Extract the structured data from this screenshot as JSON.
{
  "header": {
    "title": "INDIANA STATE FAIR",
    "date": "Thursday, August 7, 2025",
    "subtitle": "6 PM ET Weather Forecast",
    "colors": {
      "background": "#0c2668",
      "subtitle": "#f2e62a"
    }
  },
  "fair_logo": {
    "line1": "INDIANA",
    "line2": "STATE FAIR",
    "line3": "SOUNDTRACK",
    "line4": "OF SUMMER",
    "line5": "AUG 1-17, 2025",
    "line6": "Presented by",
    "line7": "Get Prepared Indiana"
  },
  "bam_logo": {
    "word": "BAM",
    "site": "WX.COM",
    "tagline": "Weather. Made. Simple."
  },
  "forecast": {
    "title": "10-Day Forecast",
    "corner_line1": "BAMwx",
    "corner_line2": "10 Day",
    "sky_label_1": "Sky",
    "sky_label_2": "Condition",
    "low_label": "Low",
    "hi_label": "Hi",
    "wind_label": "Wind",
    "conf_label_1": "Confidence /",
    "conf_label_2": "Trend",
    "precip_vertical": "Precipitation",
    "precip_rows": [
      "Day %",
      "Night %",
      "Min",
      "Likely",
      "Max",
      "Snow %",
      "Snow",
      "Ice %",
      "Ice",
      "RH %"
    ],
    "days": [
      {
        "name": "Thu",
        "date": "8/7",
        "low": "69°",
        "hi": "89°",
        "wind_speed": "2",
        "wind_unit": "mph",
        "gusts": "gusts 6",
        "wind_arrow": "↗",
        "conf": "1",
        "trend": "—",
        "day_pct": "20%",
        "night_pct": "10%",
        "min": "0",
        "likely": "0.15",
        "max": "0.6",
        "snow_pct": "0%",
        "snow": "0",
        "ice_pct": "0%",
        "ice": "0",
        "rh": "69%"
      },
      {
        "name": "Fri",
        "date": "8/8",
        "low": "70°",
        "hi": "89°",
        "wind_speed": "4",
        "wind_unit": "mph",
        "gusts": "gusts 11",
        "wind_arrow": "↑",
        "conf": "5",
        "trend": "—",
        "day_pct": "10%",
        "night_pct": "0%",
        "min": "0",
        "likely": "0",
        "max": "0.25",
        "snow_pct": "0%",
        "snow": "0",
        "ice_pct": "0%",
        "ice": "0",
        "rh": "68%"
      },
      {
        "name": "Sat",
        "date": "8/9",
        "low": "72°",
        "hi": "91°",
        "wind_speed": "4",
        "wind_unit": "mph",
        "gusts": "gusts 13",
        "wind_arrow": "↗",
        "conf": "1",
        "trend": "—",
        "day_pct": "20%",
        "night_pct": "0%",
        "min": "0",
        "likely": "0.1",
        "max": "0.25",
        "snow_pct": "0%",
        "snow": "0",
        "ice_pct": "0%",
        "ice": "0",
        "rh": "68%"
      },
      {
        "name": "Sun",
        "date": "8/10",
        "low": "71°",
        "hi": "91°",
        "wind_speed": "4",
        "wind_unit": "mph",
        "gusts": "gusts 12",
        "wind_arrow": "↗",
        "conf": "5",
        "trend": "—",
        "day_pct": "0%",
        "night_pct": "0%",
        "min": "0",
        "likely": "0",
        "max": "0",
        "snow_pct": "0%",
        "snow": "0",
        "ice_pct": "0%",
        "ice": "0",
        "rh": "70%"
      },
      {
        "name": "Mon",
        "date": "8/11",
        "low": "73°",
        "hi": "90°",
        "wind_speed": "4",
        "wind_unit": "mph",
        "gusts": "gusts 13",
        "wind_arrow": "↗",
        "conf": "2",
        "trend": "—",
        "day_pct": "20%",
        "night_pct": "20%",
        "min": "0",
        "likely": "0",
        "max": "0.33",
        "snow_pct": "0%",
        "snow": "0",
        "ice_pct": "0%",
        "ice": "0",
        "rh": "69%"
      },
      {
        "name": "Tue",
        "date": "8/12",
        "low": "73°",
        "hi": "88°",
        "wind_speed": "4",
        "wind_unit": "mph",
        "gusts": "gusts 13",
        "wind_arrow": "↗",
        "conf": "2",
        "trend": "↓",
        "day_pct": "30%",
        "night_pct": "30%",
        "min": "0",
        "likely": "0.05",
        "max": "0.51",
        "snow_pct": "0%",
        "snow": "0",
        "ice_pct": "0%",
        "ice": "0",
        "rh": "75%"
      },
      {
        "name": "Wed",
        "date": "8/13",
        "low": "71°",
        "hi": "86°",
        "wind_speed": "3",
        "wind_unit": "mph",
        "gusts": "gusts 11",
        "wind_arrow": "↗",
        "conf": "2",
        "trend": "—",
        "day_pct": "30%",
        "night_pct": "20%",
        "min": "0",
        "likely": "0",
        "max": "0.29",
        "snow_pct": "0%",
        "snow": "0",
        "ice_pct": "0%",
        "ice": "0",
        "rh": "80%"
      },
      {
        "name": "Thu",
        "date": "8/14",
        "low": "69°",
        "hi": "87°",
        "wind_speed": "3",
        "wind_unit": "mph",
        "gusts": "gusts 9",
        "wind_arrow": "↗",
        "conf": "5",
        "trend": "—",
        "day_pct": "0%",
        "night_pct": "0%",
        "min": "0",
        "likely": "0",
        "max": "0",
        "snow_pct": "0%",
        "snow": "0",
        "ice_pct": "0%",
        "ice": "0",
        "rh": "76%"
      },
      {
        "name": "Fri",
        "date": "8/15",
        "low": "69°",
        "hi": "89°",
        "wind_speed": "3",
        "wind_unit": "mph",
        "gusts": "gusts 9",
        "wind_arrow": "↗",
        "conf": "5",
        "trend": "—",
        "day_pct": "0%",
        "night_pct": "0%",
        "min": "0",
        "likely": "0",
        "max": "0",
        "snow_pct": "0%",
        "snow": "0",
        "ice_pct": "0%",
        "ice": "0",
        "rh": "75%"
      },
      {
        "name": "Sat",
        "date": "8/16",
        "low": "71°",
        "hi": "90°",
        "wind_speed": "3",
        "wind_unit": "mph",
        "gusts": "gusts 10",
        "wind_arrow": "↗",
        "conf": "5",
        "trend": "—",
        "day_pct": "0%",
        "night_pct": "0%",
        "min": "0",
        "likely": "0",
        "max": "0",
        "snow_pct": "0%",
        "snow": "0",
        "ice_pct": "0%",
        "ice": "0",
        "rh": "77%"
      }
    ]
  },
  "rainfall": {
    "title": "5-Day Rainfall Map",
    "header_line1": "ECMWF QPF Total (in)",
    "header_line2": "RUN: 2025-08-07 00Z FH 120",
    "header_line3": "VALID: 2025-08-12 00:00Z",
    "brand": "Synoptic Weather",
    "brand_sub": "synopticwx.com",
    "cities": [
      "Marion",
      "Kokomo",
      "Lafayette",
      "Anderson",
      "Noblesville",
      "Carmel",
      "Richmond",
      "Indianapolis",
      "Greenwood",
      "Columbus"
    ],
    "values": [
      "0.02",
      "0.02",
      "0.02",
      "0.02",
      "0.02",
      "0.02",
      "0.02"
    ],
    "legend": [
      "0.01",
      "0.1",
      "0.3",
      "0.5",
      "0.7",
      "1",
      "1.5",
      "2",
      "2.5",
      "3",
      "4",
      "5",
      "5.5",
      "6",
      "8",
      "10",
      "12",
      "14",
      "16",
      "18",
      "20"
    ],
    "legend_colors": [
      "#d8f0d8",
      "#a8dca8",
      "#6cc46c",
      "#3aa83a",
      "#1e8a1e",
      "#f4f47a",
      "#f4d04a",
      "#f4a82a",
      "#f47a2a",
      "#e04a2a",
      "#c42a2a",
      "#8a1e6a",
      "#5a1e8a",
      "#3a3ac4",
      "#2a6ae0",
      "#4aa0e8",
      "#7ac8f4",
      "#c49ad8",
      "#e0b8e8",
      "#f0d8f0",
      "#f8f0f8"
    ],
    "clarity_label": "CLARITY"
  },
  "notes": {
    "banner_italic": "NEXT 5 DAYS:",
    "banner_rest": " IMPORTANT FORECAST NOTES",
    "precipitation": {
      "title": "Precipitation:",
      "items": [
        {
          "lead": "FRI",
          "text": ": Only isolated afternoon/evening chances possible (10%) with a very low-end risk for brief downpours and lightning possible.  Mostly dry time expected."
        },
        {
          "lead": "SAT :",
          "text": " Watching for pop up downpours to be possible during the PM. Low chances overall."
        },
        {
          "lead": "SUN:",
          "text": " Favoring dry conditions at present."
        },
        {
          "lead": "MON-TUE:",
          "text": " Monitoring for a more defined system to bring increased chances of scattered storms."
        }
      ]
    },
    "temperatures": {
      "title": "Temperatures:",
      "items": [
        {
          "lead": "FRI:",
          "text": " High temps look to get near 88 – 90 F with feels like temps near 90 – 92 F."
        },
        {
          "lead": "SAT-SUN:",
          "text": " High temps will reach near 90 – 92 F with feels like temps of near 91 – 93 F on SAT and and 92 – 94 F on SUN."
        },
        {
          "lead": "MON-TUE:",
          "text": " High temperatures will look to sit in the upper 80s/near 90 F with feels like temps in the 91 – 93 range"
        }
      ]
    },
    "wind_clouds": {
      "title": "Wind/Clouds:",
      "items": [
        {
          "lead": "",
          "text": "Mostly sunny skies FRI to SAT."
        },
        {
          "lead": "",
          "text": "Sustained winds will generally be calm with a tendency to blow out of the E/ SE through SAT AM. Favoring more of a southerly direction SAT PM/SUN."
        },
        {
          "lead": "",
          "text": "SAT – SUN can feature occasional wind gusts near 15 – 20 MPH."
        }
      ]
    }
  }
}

REQUIREMENT
Give nothing but the count of lines in the listing above that hold the string "Mostly".

TASK ANSWER
2